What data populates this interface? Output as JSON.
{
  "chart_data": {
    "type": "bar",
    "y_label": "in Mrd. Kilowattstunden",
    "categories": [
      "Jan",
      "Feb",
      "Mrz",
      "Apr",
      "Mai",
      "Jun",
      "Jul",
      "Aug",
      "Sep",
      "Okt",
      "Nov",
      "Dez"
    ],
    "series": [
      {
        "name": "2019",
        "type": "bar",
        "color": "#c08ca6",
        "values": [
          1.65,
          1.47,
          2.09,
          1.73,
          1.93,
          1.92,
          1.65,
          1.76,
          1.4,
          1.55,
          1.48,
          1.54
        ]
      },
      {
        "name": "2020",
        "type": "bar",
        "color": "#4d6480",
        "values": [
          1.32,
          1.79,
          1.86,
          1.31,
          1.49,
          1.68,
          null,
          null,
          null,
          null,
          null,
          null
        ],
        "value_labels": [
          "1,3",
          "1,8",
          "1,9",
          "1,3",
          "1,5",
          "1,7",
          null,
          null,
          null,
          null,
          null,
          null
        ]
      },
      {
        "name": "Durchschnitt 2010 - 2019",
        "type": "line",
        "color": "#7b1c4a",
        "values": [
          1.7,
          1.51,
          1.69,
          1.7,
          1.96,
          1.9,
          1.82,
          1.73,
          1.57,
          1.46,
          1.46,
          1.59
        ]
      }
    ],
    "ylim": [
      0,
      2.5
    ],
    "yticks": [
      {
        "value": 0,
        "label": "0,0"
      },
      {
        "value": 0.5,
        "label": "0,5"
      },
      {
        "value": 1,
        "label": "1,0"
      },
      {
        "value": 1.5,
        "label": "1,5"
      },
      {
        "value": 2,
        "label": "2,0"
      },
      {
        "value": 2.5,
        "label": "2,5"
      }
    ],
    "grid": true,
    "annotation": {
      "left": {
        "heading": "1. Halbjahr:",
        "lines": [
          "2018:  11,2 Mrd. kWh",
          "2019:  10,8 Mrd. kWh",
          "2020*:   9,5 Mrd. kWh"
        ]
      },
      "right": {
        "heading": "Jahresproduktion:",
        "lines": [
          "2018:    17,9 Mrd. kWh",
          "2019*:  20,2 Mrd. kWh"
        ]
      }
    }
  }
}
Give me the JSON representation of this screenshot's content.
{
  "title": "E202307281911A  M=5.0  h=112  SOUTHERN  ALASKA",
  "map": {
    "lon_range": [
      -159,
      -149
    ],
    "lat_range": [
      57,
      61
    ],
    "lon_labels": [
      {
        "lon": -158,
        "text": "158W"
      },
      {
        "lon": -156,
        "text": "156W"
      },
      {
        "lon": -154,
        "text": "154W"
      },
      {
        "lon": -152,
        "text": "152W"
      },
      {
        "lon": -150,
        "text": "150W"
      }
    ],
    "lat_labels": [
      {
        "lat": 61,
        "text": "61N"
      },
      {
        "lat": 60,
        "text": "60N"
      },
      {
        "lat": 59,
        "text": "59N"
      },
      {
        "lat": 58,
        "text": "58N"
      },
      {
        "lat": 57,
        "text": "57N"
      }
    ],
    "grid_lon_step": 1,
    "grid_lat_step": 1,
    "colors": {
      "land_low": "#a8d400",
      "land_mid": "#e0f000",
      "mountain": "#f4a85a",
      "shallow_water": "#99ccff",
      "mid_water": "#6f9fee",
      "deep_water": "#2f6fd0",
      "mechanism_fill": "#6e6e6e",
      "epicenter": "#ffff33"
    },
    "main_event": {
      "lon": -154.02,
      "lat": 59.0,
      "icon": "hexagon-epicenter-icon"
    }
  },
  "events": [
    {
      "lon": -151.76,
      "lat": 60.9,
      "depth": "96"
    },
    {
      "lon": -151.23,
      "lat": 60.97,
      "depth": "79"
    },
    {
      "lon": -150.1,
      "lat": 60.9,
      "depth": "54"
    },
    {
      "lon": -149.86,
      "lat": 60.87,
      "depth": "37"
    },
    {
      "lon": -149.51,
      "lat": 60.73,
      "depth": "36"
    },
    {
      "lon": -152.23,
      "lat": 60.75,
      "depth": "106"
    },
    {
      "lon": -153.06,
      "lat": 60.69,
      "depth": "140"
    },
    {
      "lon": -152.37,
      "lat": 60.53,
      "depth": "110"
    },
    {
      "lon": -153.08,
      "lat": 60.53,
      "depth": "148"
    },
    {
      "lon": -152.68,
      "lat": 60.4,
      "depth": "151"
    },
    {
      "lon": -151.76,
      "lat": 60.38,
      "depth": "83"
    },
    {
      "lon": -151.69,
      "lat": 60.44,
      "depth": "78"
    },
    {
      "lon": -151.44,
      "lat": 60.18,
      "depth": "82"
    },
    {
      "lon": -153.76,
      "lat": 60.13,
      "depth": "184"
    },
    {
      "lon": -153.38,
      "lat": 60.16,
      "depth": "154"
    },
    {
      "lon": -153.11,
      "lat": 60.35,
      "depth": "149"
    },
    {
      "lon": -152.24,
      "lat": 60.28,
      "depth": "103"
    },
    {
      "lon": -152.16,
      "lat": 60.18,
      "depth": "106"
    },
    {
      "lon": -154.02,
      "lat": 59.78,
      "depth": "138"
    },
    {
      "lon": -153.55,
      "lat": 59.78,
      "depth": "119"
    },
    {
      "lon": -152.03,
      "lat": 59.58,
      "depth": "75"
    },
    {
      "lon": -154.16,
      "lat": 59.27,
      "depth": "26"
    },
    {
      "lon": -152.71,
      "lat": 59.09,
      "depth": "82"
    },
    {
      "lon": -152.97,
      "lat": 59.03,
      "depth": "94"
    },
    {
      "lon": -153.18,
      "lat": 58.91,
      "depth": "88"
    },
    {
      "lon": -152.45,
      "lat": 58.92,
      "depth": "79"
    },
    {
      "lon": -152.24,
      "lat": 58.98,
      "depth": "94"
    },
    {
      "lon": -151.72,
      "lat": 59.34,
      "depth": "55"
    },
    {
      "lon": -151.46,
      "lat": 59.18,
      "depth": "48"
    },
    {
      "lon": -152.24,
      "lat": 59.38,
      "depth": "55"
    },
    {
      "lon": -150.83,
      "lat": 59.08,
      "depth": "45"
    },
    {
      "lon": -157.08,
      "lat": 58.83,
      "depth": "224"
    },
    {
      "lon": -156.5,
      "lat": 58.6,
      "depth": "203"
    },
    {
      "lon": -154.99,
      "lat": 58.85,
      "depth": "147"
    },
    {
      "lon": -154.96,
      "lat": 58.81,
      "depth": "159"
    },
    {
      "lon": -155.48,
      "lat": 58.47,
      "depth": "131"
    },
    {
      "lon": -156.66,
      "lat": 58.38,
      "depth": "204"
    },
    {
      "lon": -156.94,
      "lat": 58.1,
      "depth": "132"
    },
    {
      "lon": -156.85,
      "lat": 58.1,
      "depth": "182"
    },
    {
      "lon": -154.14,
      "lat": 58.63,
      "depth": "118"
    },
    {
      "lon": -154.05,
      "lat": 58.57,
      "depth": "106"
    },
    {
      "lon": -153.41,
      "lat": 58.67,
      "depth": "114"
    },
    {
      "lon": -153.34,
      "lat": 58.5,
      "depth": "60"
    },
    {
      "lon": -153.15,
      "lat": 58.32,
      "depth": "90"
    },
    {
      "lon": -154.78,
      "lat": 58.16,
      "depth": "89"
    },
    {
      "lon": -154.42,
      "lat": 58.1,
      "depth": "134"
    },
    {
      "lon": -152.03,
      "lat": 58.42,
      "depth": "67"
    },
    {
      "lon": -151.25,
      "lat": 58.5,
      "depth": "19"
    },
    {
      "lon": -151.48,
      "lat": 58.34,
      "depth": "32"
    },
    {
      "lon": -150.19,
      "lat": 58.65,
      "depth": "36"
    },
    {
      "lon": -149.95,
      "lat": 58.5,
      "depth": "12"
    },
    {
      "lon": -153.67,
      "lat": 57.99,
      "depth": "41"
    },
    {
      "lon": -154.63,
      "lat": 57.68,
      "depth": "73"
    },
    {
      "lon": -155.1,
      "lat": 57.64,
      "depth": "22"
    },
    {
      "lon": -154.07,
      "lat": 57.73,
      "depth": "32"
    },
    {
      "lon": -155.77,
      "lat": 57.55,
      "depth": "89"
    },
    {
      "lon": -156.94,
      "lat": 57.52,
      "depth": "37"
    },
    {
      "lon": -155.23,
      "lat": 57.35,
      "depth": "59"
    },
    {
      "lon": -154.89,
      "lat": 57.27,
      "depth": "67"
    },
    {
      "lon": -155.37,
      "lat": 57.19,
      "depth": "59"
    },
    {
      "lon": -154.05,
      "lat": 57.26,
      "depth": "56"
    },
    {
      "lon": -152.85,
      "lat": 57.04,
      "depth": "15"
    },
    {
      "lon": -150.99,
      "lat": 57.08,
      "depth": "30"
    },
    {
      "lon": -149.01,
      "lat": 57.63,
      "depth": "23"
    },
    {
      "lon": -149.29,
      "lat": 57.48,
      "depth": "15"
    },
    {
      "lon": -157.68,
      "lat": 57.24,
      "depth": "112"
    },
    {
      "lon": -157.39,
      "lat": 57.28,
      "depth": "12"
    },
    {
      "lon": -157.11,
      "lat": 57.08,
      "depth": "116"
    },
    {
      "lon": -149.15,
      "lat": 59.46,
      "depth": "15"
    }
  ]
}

+++

#### [TASK DIRECTIONS]
Each line that has the word "JSON" should be copied.

#### [WRITTEN REPLY]
What data populates this interface? Output as JSON.
Give me the JSON representation of this screenshot's content.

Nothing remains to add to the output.